Karl Marx did not detail the implementation of the dictatorship of the proletariat, yet indicated the Paris Commune (March–May 1871) as a model of the transition to Communism:

The Commune was formed of the municipal councilors, chosen by universal suffrage in the various wards of the town, responsible, and revocable at short terms. The majority of its members were naturally workers, or acknowledged representatives of the working class. The Commune was to be a working, not a parliamentary body, executive, and legislative at the same time.[2]

This form of popular government, featuring revocable election of councilors and maximal public participation in governance, resembles contemporary direct democracy.

In the 1891 postscript to The Civil War in France (1872) pamphlet, Friedrich Engels said: “Well and good, gentlemen, do you want to know what this dictatorship looks like? Look at the Paris Commune. That was the Dictatorship of the Proletariat”; to avoid bourgeois political corruption, “the Commune made use of two infallible expedients. In this first place, it filled all posts — administrative, judicial, and educational — by election on the basis of universal suffrage of all concerned, with the right of the same electors to recall their delegate at any time. And, in the second place, all officials, high or low, were paid only the wages received by other workers. The highest salary paid by the Commune to anyone was 6,000 francs. In this way an effective barrier to place-hunting and careerism was set up, even apart from the binding mandates to delegates [and] to representative bodies, which were also added in profusion”; moreover noting that the State is “at best, an evil inherited by the proletariat after its victorious struggle for class supremacy, whose worst sides the proletariat, just like the Commune, cannot avoid having to lop off at the earliest possible moment, until such time as a new generation, reared in new and free social conditions, will be able to throw the entire lumber of the State on the scrap-heap”.[3] Marx’s attention to the Paris Commune placed the commune in the centre of later Marxism forms.

- EXERCISES TO COMPLETE
a - Transcribe word for word the part of the passage on the Paris Commune that opens with the words containing "The Commune was formed" and closes with "contemporary direct democracy.".
b - Answer these questions from the passage on the Paris Commune:
(i) During which months of 1871 did the Paris Commune exist?
(ii) How were the municipal councilors who formed the Commune chosen?
(iii) According to Engels, what was the highest salary the Commune paid to anyone?

- SUPPLIED ENTRIES
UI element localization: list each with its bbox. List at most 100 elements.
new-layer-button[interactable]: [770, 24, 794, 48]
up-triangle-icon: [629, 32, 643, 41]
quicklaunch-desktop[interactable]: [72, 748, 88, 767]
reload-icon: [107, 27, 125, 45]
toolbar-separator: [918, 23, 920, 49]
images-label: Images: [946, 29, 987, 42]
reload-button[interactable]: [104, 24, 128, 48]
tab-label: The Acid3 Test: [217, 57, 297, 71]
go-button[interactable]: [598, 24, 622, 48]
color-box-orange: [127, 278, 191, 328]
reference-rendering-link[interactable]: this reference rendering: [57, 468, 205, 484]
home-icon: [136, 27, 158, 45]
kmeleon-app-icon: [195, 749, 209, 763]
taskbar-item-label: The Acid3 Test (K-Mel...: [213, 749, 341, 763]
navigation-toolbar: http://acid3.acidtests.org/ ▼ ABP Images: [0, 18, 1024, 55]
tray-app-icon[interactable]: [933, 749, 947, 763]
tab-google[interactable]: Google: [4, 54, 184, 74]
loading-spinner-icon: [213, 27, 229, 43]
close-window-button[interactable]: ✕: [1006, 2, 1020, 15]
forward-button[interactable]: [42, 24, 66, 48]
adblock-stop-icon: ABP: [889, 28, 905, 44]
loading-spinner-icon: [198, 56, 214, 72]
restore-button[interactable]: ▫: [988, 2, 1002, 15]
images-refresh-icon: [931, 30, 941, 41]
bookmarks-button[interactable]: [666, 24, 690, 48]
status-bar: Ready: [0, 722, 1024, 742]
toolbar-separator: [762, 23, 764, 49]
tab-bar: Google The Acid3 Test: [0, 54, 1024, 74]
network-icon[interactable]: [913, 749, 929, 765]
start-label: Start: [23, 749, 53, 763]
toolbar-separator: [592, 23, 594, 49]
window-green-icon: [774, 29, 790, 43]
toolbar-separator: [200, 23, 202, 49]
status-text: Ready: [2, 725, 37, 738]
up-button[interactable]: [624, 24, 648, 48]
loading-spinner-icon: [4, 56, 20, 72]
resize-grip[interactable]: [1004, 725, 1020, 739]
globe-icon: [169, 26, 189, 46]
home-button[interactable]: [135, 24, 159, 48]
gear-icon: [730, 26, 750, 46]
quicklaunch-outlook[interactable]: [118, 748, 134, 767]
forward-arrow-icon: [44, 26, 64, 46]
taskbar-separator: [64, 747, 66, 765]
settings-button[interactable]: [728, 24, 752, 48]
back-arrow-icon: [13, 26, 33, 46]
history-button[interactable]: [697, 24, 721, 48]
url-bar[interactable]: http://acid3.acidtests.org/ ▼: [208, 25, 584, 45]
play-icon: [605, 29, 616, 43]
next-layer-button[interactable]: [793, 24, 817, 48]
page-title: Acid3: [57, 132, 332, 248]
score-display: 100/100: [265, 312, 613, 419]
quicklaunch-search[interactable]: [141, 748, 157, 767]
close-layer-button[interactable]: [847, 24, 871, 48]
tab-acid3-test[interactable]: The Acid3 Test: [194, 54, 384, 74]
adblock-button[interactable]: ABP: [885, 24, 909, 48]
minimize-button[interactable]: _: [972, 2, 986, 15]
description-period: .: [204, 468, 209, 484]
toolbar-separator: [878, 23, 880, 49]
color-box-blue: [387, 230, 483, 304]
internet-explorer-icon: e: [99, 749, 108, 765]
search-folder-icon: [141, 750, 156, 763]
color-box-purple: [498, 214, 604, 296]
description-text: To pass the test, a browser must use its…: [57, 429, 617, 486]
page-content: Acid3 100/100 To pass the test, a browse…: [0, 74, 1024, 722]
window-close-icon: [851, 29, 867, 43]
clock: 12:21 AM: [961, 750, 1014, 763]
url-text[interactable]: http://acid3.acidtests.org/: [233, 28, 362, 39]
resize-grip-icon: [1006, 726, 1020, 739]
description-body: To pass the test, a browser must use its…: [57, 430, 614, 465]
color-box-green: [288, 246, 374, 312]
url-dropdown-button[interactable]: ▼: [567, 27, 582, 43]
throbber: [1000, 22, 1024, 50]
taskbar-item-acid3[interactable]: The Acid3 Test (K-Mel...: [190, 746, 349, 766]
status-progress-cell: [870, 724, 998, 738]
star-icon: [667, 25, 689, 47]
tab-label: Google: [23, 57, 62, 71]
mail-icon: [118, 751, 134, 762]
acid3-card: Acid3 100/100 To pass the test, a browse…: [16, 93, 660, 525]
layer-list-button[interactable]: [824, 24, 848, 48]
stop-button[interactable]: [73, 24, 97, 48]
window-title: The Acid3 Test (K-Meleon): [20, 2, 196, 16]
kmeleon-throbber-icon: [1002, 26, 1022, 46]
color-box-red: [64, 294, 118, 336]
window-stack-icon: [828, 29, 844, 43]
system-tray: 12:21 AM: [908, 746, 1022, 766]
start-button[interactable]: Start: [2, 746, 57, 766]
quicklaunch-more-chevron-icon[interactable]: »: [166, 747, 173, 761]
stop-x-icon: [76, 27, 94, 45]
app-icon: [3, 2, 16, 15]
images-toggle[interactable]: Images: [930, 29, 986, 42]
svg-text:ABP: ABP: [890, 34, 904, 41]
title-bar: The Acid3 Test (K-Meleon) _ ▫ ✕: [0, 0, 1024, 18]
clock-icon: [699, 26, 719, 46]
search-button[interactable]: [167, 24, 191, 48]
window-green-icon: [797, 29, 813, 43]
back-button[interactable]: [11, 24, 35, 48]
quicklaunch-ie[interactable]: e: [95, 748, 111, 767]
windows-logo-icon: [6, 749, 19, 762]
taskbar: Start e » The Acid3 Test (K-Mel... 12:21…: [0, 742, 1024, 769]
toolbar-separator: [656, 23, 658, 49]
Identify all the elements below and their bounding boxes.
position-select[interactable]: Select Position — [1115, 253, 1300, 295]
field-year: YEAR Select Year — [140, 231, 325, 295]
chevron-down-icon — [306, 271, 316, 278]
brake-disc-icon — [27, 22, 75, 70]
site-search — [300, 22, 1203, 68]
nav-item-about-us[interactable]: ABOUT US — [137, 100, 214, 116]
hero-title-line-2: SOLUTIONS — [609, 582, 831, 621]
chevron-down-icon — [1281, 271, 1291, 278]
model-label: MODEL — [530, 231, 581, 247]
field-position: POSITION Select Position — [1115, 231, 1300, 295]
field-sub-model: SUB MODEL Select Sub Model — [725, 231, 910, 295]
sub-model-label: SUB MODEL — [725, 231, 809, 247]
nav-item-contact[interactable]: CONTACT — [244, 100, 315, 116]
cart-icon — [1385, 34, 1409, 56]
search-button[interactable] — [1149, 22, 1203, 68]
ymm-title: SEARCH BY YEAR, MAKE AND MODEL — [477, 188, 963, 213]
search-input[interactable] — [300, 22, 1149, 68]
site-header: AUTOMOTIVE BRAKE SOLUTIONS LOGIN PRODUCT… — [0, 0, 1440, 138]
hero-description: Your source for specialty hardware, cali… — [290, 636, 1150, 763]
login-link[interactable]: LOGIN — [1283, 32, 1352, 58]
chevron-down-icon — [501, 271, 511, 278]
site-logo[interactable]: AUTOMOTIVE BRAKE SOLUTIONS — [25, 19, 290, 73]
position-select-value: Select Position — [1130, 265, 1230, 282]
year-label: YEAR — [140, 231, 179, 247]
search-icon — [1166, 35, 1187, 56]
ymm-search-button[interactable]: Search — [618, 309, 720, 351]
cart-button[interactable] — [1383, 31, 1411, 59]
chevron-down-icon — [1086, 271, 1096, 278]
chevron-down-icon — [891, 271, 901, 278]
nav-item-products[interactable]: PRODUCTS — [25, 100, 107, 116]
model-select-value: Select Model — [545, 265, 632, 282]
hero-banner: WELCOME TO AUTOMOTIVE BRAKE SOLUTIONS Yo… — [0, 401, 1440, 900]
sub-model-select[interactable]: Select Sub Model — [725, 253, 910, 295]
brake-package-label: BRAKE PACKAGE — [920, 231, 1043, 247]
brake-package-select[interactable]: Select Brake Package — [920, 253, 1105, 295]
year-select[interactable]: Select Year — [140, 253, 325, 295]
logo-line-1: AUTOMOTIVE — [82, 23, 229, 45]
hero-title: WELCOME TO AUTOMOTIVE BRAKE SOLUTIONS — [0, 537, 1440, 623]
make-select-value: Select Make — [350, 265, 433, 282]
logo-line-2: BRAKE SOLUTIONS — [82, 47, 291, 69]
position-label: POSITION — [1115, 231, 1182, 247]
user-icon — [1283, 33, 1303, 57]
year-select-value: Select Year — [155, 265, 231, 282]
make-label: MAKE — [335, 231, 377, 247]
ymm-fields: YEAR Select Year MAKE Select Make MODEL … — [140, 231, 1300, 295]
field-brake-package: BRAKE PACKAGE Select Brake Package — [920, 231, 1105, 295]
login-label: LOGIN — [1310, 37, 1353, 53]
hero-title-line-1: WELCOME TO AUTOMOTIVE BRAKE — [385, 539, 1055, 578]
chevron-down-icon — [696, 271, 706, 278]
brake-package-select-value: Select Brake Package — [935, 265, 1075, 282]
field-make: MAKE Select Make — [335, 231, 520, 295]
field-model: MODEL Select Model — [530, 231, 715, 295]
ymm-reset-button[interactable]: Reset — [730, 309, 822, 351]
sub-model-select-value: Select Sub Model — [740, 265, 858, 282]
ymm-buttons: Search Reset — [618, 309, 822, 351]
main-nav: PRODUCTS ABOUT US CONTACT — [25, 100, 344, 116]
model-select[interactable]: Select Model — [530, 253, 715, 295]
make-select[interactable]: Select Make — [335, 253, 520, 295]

- CORRECT ANSWERS
a -
The Commune was formed of the municipal councilors, chosen by universal suffrage in the various wards of the town, responsible, and revocable at short terms. The majority of its members were naturally workers, or acknowledged representatives of the working class. The Commune was to be a working, not a parliamentary body, executive, and legislative at the same time.[2]

This form of popular government, featuring revocable election of councilors and maximal public participation in governance, resembles contemporary direct democracy.

b -
(i) March–May.
(ii) They were chosen by universal suffrage in the various wards of the town.
(iii) 6,000 francs.